(Stored items from a collection)
————————

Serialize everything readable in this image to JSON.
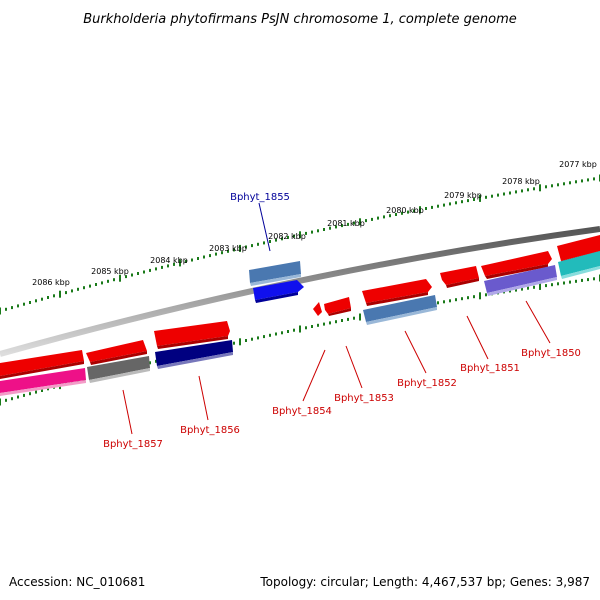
{
  "title": "Burkholderia phytofirmans PsJN chromosome 1, complete genome",
  "footer": {
    "accession": "Accession: NC_010681",
    "topology": "Topology: circular; Length: 4,467,537 bp; Genes: 3,987"
  },
  "scale_labels": [
    "2077 kbp",
    "2078 kbp",
    "2079 kbp",
    "2080 kbp",
    "2081 kbp",
    "2082 kbp",
    "2083 kbp",
    "2084 kbp",
    "2085 kbp",
    "2086 kbp"
  ],
  "gene_labels": [
    {
      "name": "Bphyt_1850",
      "color": "#cc0000"
    },
    {
      "name": "Bphyt_1851",
      "color": "#cc0000"
    },
    {
      "name": "Bphyt_1852",
      "color": "#cc0000"
    },
    {
      "name": "Bphyt_1853",
      "color": "#cc0000"
    },
    {
      "name": "Bphyt_1854",
      "color": "#cc0000"
    },
    {
      "name": "Bphyt_1855",
      "color": "#000099"
    },
    {
      "name": "Bphyt_1856",
      "color": "#cc0000"
    },
    {
      "name": "Bphyt_1857",
      "color": "#cc0000"
    }
  ],
  "colors": {
    "tick": "#1a7a1a",
    "backbone": "#888888",
    "red": "#ee0000",
    "steelblue": "#4a78b0",
    "blue": "#1010ee",
    "navy": "#000080",
    "slateblue": "#6a5acd",
    "teal": "#22bbbb",
    "magenta": "#ee1188",
    "gray": "#666666"
  }
}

————————

The data above must be written out again without alteration, and the pictures in them must be excluded.

● **Output**
Serialize everything readable in this image to JSON.
{
  "title": "Burkholderia phytofirmans PsJN chromosome 1, complete genome",
  "footer": {
    "accession": "Accession: NC_010681",
    "topology": "Topology: circular; Length: 4,467,537 bp; Genes: 3,987"
  },
  "scale_labels": [
    "2077 kbp",
    "2078 kbp",
    "2079 kbp",
    "2080 kbp",
    "2081 kbp",
    "2082 kbp",
    "2083 kbp",
    "2084 kbp",
    "2085 kbp",
    "2086 kbp"
  ],
  "gene_labels": [
    {
      "name": "Bphyt_1850",
      "color": "#cc0000"
    },
    {
      "name": "Bphyt_1851",
      "color": "#cc0000"
    },
    {
      "name": "Bphyt_1852",
      "color": "#cc0000"
    },
    {
      "name": "Bphyt_1853",
      "color": "#cc0000"
    },
    {
      "name": "Bphyt_1854",
      "color": "#cc0000"
    },
    {
      "name": "Bphyt_1855",
      "color": "#000099"
    },
    {
      "name": "Bphyt_1856",
      "color": "#cc0000"
    },
    {
      "name": "Bphyt_1857",
      "color": "#cc0000"
    }
  ],
  "colors": {
    "tick": "#1a7a1a",
    "backbone": "#888888",
    "red": "#ee0000",
    "steelblue": "#4a78b0",
    "blue": "#1010ee",
    "navy": "#000080",
    "slateblue": "#6a5acd",
    "teal": "#22bbbb",
    "magenta": "#ee1188",
    "gray": "#666666"
  }
}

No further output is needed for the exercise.